Start of Data to use

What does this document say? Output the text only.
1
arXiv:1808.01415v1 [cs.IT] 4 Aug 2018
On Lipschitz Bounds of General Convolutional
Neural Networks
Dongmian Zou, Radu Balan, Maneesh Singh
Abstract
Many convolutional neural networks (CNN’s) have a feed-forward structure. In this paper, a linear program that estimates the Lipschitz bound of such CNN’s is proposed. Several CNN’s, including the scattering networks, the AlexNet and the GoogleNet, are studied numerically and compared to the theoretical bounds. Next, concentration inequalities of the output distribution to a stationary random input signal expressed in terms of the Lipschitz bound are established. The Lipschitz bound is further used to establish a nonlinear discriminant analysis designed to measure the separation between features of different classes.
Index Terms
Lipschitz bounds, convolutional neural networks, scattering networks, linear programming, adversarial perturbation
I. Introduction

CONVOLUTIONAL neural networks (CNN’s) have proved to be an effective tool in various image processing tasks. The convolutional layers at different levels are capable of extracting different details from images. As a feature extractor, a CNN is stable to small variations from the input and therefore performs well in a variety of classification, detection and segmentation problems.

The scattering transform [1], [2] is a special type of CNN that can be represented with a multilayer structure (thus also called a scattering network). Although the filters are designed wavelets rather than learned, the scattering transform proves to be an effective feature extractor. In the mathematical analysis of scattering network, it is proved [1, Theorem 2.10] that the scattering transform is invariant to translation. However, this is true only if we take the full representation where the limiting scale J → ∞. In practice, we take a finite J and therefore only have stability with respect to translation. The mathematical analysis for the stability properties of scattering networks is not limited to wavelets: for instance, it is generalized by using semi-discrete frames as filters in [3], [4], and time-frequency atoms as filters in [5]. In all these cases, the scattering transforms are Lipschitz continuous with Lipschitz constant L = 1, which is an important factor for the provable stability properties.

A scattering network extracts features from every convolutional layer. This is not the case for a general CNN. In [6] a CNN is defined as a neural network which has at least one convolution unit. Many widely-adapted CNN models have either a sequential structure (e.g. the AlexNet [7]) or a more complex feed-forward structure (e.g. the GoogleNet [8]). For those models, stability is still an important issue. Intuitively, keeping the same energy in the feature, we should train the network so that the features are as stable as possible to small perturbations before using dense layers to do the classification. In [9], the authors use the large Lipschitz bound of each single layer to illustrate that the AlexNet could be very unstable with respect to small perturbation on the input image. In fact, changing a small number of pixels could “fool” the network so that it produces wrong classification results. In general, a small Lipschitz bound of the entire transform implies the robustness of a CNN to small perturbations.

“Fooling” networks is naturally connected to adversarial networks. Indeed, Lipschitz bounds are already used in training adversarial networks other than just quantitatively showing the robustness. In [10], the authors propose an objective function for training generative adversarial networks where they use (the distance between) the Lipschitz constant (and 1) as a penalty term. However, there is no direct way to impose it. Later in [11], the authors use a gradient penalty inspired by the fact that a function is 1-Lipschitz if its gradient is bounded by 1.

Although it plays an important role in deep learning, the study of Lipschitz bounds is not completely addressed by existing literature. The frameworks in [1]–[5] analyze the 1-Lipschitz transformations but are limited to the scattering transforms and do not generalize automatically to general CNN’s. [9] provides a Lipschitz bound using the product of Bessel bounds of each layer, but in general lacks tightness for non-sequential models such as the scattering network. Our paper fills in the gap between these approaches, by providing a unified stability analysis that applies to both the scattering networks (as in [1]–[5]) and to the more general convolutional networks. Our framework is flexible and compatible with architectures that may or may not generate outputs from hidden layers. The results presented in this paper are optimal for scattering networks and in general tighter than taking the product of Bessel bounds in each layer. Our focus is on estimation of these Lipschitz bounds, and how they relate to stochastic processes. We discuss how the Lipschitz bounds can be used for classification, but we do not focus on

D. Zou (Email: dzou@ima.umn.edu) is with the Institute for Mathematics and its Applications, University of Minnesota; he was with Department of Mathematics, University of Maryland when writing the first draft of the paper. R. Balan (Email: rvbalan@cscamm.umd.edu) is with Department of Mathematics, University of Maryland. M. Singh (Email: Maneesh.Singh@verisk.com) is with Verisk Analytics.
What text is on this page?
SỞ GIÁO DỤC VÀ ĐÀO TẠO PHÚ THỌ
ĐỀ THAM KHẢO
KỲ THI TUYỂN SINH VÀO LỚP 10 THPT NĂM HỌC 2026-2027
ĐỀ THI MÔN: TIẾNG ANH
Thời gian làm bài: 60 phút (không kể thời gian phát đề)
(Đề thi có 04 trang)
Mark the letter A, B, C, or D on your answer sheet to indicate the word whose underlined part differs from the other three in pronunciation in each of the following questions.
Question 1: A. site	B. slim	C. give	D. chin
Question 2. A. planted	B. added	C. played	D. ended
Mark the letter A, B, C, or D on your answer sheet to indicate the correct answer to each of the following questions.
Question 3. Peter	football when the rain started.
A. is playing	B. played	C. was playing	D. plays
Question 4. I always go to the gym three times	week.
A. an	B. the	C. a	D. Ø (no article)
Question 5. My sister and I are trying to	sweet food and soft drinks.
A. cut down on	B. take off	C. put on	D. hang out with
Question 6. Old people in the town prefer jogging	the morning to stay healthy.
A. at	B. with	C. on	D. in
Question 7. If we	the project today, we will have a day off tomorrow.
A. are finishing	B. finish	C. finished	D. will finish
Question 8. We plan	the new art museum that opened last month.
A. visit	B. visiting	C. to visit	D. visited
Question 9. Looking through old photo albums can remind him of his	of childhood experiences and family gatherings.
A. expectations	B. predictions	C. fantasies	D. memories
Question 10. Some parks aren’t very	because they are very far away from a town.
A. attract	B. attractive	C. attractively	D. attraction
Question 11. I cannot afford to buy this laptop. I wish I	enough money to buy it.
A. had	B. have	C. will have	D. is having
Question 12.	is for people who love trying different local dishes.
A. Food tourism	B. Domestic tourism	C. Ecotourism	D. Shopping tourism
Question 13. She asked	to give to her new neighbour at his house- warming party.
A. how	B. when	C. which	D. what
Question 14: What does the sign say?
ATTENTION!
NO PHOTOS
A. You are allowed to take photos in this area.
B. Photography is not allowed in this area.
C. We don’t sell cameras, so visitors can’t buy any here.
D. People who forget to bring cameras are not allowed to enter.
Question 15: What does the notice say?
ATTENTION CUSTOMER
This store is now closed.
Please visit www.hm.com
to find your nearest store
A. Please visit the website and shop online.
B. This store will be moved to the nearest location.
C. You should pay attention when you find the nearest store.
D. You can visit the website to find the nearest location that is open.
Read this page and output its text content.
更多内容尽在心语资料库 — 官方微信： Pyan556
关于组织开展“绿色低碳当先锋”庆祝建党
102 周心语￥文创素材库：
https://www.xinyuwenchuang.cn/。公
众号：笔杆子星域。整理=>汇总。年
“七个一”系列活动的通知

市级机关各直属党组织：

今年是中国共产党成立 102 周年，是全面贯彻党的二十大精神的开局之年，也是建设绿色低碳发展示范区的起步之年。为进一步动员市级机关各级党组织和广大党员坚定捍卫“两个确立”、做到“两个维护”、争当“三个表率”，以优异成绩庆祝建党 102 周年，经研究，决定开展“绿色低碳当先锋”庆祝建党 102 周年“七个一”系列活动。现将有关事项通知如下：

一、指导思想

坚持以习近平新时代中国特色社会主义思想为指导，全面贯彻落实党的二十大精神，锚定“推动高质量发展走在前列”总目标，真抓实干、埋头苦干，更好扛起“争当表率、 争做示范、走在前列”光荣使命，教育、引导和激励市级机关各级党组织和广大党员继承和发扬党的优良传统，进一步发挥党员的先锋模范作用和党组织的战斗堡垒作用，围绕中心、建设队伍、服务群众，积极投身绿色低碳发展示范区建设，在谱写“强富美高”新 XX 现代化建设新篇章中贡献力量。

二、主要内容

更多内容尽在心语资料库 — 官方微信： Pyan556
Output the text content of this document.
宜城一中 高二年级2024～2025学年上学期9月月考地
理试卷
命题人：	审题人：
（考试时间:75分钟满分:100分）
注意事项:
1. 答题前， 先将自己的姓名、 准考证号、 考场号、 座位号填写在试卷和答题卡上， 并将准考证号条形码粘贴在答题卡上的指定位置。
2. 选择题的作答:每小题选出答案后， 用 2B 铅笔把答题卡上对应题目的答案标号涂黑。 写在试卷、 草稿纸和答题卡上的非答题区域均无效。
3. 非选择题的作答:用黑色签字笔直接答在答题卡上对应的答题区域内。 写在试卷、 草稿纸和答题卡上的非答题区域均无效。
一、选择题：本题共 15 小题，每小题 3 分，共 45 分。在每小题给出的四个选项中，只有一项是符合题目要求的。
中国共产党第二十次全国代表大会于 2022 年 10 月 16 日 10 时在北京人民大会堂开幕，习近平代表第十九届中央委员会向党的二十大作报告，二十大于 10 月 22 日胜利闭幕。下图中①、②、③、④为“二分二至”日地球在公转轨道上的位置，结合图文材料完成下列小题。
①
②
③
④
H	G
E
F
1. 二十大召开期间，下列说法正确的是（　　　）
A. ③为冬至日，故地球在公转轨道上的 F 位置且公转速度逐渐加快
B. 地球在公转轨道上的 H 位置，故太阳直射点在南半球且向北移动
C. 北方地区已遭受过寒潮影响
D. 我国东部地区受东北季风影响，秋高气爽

End of Data to use

> **Work to do**: Set down nothing but the lines from the one with "Output the text content of this document." through the end of the records, keeping each line exactly as written and including both ends.

> **Result of this task**:
Output the text content of this document.
宜城一中 高二年级2024～2025学年上学期9月月考地
理试卷
命题人：	审题人：
（考试时间:75分钟满分:100分）
注意事项:
1. 答题前， 先将自己的姓名、 准考证号、 考场号、 座位号填写在试卷和答题卡上， 并将准考证号条形码粘贴在答题卡上的指定位置。
2. 选择题的作答:每小题选出答案后， 用 2B 铅笔把答题卡上对应题目的答案标号涂黑。 写在试卷、 草稿纸和答题卡上的非答题区域均无效。
3. 非选择题的作答:用黑色签字笔直接答在答题卡上对应的答题区域内。 写在试卷、 草稿纸和答题卡上的非答题区域均无效。
一、选择题：本题共 15 小题，每小题 3 分，共 45 分。在每小题给出的四个选项中，只有一项是符合题目要求的。
中国共产党第二十次全国代表大会于 2022 年 10 月 16 日 10 时在北京人民大会堂开幕，习近平代表第十九届中央委员会向党的二十大作报告，二十大于 10 月 22 日胜利闭幕。下图中①、②、③、④为“二分二至”日地球在公转轨道上的位置，结合图文材料完成下列小题。
①
②
③
④
H	G
E
F
1. 二十大召开期间，下列说法正确的是（　　　）
A. ③为冬至日，故地球在公转轨道上的 F 位置且公转速度逐渐加快
B. 地球在公转轨道上的 H 位置，故太阳直射点在南半球且向北移动
C. 北方地区已遭受过寒潮影响
D. 我国东部地区受东北季风影响，秋高气爽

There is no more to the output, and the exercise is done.